-------- Provided passage
Fry v. Schwarting

Decision Date21 April 1987
Docket NumberNo. 0124-86-4,0124-86-4
Citation355 S.E.2d 342,4 Va.App. 173
CourtVirginia Court of Appeals
Parties, 55 USLW 2691 Dorothy N. Schwarting FRY v. Wilford R. SCHWARTING. Record

Kaletah N. Carroll, Fairfax, for appellant.

Leslye S. Fenton (Odin, Feldman & Pittleman, P.C., Fairfax, on brief) for appellee.

Present: KOONTZ, C.J., and COLEMAN and DUFF, JJ.

COLEMAN, Judge.

In this appeal, we are asked to decide whether a divorce court is empowered to enforce through its contempt powers a child support decree after the child attained his majority when the terms of the decree track the support provisions of a separation agreement. The trial court ruled that it lacked jurisdiction to enforce the child support obligation, even though the agreement purported to require that support be paid after the age of majority. The court refused to enforce the support provision because the agreement was not incorporated by reference into the decree in accordance with Code § 20-109.1. We disagree with the trial court's ruling and reverse.

We find that the child support provisions of the separation agreement were incorporated into the decree and, thus, were enforceable by contempt. Furthermore, we hold that under the terms of the agreement the parties intended that child support be paid until the children reached the age of twenty-one or until they were "otherwise earlier emancipated." Finally, we hold that legislation lowering the age of majority to eighteen was not an event of "emancipation" within the intent or contemplation of the parties which alleviated the duty of support until the children reached the age of twenty-one. Accordingly, we reverse the trial court's dismissal of the rule to show cause and remand the matter for such further consideration as is consistent with the findings of fact and conclusions of law hereafter stated.
----------------
**Prompt 1**
From the Fry v. Schwarting opinion, quote the part that opens with the words containing "Decision Date21 April" and closes with "COLEMAN, Judge.".
**Prompt 2**
Answer these questions using the Fry v. Schwarting opinion:
(a) Which court decided the case?
(b) Which Code section did the trial court say the agreement was not incorporated in accordance with?
(c) According to the appeals court, until what age did the parties intend child support to be paid?
The lines after this point come from a separate source.
-------- Supplied information
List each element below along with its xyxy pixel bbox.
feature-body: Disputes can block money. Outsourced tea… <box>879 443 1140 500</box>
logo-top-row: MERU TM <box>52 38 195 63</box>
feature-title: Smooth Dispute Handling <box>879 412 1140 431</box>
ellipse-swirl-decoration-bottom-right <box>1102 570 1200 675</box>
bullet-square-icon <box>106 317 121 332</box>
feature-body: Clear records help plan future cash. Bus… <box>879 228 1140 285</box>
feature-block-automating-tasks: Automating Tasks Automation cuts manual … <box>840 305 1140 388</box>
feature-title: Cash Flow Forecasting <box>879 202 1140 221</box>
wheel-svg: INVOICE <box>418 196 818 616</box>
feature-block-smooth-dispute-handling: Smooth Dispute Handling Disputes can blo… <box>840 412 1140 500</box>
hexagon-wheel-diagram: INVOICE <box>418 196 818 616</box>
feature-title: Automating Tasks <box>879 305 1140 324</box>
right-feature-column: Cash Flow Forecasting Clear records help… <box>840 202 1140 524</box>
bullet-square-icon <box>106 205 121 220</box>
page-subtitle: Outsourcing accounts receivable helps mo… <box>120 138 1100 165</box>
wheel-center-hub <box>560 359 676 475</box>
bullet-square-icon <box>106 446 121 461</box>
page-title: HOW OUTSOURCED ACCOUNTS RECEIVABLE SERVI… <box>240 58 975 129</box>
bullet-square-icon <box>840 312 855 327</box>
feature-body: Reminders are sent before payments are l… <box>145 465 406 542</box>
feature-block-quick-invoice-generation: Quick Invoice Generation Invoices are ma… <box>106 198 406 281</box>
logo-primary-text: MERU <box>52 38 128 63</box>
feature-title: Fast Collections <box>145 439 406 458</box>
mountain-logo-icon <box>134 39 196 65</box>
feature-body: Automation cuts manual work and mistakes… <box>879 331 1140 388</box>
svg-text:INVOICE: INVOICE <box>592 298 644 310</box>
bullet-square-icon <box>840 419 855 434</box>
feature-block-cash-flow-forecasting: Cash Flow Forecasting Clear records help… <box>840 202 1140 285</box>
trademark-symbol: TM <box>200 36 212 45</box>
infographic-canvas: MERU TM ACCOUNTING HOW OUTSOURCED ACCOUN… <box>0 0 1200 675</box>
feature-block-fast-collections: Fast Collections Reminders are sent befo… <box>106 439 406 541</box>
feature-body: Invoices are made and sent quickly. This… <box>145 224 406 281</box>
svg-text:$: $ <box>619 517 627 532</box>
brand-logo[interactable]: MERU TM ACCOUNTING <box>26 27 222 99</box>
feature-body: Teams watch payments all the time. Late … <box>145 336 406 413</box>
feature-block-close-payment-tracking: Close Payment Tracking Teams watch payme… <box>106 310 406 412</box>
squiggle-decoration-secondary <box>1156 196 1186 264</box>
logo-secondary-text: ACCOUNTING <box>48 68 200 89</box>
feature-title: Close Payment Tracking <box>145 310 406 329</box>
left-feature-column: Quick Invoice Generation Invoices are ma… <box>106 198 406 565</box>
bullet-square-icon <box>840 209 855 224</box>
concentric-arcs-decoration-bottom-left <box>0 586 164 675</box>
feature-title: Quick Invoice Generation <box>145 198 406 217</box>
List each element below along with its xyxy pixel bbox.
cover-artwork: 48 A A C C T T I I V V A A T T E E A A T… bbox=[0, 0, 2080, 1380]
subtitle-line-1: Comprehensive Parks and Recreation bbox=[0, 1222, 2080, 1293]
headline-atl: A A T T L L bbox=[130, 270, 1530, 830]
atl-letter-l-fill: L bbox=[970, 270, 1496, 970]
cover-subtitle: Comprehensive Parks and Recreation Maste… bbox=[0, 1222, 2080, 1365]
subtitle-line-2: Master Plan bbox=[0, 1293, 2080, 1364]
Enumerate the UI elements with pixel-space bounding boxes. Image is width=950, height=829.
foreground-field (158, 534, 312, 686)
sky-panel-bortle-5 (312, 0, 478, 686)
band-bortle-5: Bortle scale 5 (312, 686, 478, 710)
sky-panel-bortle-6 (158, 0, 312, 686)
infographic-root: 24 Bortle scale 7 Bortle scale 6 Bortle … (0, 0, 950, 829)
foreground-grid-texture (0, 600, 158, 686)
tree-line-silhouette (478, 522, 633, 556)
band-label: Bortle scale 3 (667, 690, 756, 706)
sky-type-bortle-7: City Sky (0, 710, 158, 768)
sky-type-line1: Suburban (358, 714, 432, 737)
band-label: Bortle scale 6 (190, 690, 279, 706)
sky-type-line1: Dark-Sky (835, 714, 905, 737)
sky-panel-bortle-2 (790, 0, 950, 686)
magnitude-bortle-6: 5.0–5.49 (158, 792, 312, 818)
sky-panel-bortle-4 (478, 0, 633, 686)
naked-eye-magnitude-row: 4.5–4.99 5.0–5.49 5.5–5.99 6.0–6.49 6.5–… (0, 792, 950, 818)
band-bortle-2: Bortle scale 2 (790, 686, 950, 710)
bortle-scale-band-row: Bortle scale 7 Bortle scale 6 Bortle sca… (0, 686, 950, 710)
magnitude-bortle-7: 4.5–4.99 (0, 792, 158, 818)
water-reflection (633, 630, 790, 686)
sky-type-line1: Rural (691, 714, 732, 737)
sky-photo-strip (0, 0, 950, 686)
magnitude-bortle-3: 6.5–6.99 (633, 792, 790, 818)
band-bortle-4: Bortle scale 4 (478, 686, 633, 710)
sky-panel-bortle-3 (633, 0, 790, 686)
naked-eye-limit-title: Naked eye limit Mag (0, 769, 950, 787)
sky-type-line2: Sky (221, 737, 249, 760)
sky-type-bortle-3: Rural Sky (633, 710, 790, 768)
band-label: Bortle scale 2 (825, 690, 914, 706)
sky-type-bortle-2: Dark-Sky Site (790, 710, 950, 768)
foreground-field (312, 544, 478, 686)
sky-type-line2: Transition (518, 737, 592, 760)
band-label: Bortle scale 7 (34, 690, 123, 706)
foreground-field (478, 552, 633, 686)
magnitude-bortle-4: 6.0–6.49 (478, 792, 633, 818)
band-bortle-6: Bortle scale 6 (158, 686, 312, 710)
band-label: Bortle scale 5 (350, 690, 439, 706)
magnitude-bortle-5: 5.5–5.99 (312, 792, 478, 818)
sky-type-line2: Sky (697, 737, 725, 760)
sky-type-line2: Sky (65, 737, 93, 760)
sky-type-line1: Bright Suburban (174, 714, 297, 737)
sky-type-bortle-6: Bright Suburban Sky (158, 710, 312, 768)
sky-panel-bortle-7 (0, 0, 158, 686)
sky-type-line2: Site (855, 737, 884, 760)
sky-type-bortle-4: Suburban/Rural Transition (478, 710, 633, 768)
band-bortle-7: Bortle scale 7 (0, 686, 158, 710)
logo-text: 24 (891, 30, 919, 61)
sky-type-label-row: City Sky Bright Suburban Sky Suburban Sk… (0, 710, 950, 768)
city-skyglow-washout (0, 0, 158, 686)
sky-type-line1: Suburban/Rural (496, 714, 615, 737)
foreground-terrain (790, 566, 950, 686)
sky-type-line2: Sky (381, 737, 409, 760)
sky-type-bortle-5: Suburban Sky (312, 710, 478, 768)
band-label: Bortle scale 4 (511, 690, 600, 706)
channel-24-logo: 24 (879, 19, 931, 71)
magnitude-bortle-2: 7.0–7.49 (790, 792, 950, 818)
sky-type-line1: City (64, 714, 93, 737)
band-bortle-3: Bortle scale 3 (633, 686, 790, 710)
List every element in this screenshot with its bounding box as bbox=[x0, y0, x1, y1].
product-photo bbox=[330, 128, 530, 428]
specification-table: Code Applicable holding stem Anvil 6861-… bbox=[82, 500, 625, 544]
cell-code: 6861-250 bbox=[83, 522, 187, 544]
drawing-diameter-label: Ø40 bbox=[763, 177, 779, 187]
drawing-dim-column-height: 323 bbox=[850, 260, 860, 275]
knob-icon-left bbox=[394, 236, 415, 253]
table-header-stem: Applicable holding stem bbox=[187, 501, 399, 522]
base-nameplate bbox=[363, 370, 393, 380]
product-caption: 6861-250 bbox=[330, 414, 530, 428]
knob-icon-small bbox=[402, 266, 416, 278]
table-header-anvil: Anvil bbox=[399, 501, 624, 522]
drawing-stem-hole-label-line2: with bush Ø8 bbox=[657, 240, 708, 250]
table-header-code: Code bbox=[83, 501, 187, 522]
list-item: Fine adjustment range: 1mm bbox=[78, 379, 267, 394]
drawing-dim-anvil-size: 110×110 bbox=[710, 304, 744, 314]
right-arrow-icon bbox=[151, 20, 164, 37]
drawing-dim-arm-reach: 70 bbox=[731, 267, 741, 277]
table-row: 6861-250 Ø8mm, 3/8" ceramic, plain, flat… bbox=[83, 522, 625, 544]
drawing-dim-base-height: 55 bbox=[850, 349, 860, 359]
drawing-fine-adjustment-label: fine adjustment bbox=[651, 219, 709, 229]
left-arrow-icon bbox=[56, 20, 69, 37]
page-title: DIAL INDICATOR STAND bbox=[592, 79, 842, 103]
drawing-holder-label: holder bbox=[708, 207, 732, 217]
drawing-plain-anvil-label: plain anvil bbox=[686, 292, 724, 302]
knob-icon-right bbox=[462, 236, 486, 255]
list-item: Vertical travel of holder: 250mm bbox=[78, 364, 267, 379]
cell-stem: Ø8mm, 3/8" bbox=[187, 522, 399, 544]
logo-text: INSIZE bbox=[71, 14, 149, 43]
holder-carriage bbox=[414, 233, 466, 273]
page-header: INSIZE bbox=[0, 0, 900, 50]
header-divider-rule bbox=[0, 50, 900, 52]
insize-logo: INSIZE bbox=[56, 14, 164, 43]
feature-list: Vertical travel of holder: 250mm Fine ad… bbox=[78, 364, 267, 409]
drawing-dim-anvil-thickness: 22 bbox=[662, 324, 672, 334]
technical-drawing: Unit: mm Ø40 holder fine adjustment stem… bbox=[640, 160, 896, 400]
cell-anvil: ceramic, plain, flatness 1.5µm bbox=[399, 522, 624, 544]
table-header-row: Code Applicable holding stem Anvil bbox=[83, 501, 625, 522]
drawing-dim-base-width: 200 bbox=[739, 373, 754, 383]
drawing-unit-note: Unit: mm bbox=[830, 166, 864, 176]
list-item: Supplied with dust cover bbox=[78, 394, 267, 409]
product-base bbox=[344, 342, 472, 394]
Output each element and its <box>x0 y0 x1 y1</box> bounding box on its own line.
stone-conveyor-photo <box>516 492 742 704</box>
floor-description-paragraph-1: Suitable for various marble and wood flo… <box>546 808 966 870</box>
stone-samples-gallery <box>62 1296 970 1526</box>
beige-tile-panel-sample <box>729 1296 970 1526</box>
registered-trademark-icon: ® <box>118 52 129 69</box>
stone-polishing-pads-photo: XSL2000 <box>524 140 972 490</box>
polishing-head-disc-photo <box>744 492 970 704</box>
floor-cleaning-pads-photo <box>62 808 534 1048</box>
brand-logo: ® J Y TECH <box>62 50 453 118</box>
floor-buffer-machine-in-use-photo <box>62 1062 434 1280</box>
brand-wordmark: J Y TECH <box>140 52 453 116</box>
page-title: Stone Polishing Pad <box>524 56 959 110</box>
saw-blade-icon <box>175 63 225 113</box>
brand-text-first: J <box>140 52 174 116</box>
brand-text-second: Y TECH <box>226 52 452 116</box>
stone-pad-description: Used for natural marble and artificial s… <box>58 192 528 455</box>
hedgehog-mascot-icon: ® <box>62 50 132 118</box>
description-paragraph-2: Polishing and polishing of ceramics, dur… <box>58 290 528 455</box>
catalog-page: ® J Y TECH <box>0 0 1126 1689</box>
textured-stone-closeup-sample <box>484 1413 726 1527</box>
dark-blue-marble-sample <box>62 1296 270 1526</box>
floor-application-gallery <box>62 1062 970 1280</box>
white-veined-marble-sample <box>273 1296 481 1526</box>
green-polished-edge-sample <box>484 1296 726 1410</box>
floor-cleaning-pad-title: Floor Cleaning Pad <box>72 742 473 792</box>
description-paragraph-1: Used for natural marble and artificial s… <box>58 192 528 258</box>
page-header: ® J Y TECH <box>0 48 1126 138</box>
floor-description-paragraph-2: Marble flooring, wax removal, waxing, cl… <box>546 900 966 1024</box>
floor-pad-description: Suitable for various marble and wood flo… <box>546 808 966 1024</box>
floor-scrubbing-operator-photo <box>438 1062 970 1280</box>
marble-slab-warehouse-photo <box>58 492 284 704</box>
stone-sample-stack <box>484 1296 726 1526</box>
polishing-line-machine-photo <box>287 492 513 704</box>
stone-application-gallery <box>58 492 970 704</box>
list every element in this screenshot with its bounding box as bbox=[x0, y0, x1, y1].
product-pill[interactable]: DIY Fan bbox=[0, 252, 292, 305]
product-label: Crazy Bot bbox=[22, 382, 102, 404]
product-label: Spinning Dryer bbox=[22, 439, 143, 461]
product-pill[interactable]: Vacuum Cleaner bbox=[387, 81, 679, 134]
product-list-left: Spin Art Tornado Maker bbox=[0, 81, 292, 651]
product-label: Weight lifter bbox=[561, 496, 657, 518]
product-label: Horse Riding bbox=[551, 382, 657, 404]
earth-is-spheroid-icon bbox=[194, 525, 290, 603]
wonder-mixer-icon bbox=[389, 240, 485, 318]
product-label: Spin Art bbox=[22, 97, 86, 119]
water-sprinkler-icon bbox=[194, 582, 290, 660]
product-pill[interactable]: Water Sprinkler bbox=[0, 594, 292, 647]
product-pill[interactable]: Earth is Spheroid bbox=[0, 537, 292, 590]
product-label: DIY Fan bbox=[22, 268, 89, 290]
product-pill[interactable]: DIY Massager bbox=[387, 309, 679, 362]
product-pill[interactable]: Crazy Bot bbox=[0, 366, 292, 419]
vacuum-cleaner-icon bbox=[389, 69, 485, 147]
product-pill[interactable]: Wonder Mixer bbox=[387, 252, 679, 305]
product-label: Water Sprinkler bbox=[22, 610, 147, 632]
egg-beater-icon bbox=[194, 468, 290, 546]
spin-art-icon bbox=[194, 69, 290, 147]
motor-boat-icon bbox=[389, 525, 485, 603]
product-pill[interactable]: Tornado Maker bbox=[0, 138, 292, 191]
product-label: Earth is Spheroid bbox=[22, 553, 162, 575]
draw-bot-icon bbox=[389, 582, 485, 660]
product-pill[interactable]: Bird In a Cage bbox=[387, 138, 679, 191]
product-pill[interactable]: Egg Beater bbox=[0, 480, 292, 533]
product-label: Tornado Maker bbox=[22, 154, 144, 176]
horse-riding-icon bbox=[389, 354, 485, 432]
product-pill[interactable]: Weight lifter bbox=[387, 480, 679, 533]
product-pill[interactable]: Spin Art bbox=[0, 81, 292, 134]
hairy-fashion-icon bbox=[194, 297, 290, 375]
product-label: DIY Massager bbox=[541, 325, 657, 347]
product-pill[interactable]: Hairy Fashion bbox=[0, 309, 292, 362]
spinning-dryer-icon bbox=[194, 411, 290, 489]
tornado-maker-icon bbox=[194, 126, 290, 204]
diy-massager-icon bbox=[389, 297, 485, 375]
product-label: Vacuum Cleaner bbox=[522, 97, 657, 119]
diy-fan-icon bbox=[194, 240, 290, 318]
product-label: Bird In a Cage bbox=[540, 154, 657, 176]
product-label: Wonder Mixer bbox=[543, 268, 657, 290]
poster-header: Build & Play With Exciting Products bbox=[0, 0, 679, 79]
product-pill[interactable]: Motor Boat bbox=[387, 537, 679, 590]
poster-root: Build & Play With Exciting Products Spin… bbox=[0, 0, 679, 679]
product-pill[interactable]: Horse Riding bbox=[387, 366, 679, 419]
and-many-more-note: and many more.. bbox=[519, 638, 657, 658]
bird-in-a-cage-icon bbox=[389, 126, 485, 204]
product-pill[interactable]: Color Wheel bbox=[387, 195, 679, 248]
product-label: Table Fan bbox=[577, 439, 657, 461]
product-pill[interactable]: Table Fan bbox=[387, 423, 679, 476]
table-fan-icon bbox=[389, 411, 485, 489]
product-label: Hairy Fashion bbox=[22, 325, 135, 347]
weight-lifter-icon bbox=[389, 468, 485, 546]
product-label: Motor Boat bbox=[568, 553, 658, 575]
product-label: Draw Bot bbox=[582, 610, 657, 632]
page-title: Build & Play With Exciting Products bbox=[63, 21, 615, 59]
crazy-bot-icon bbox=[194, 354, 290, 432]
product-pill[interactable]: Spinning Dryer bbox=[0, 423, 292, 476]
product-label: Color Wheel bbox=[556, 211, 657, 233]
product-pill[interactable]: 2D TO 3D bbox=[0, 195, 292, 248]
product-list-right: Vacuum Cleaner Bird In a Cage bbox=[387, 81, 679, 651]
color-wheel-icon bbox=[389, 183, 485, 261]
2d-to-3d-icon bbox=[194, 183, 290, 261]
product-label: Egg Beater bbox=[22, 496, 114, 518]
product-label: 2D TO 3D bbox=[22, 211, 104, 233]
----------------
**Worked answer 1**
Decision Date21 April 1987
Docket NumberNo. 0124-86-4,0124-86-4
Citation355 S.E.2d 342,4 Va.App. 173
CourtVirginia Court of Appeals
Parties, 55 USLW 2691 Dorothy N. Schwarting FRY v. Wilford R. SCHWARTING. Record

Kaletah N. Carroll, Fairfax, for appellant.

Leslye S. Fenton (Odin, Feldman & Pittleman, P.C., Fairfax, on brief) for appellee.

Present: KOONTZ, C.J., and COLEMAN and DUFF, JJ.

COLEMAN, Judge.

**Worked answer 2**
(a) The Virginia Court of Appeals.
(b) Code § 20-109.1.
(c) Twenty-one, or until the children were "otherwise earlier emancipated."